What you have to do: Copy the records below exactly, leaving out any pictures.

Figure contents as structured data

* * *

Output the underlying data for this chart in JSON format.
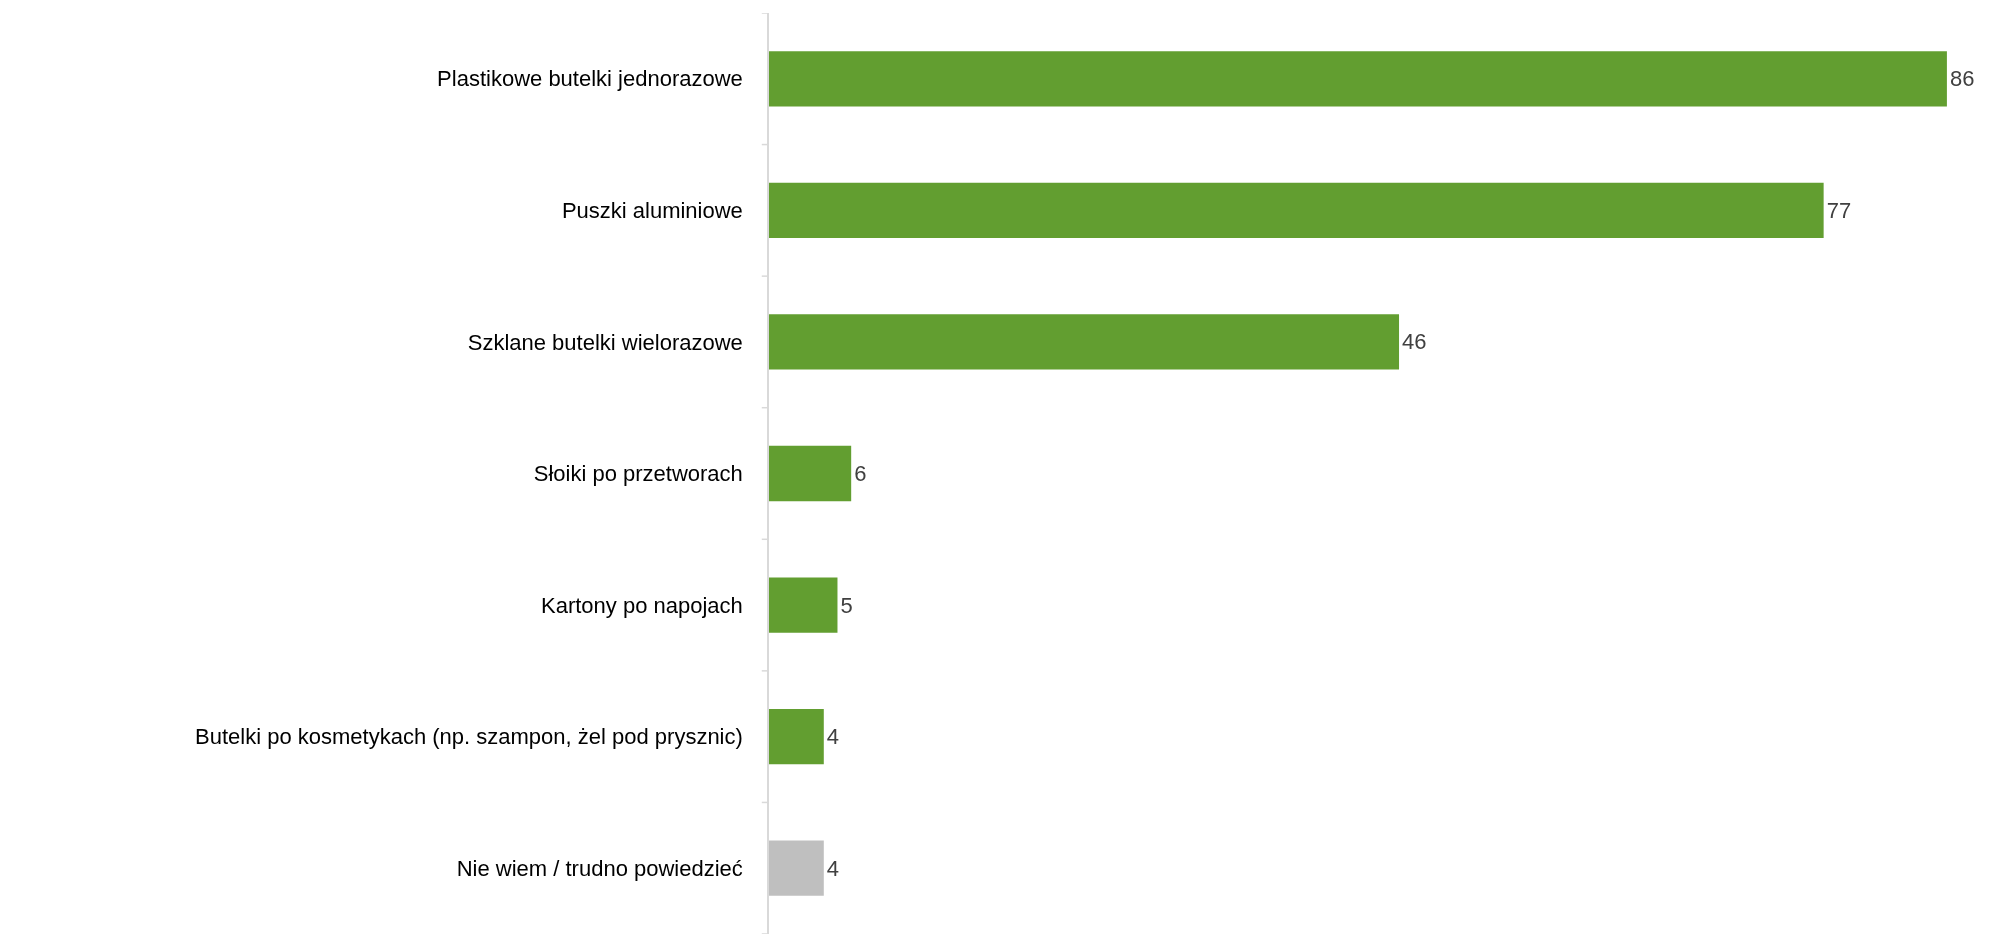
{
  "chart_data": {
    "type": "bar",
    "orientation": "horizontal",
    "categories": [
      "Plastikowe butelki jednorazowe",
      "Puszki aluminiowe",
      "Szklane butelki wielorazowe",
      "Słoiki po przetworach",
      "Kartony po napojach",
      "Butelki po kosmetykach (np. szampon, żel pod prysznic)",
      "Nie wiem / trudno powiedzieć"
    ],
    "values": [
      86,
      77,
      46,
      6,
      5,
      4,
      4
    ],
    "colors": [
      "#629e30",
      "#629e30",
      "#629e30",
      "#629e30",
      "#629e30",
      "#629e30",
      "#bfbfbf"
    ],
    "tick_labels": "y",
    "data_labels": true
  }
}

* * *

Solution for this exercise:
Output the underlying data for this chart in JSON format.
{
  "chart_data": {
    "type": "bar",
    "orientation": "horizontal",
    "categories": [
      "Plastikowe butelki jednorazowe",
      "Puszki aluminiowe",
      "Szklane butelki wielorazowe",
      "Słoiki po przetworach",
      "Kartony po napojach",
      "Butelki po kosmetykach (np. szampon, żel pod prysznic)",
      "Nie wiem / trudno powiedzieć"
    ],
    "values": [
      86,
      77,
      46,
      6,
      5,
      4,
      4
    ],
    "colors": [
      "#629e30",
      "#629e30",
      "#629e30",
      "#629e30",
      "#629e30",
      "#629e30",
      "#bfbfbf"
    ],
    "tick_labels": "y",
    "data_labels": true
  }
}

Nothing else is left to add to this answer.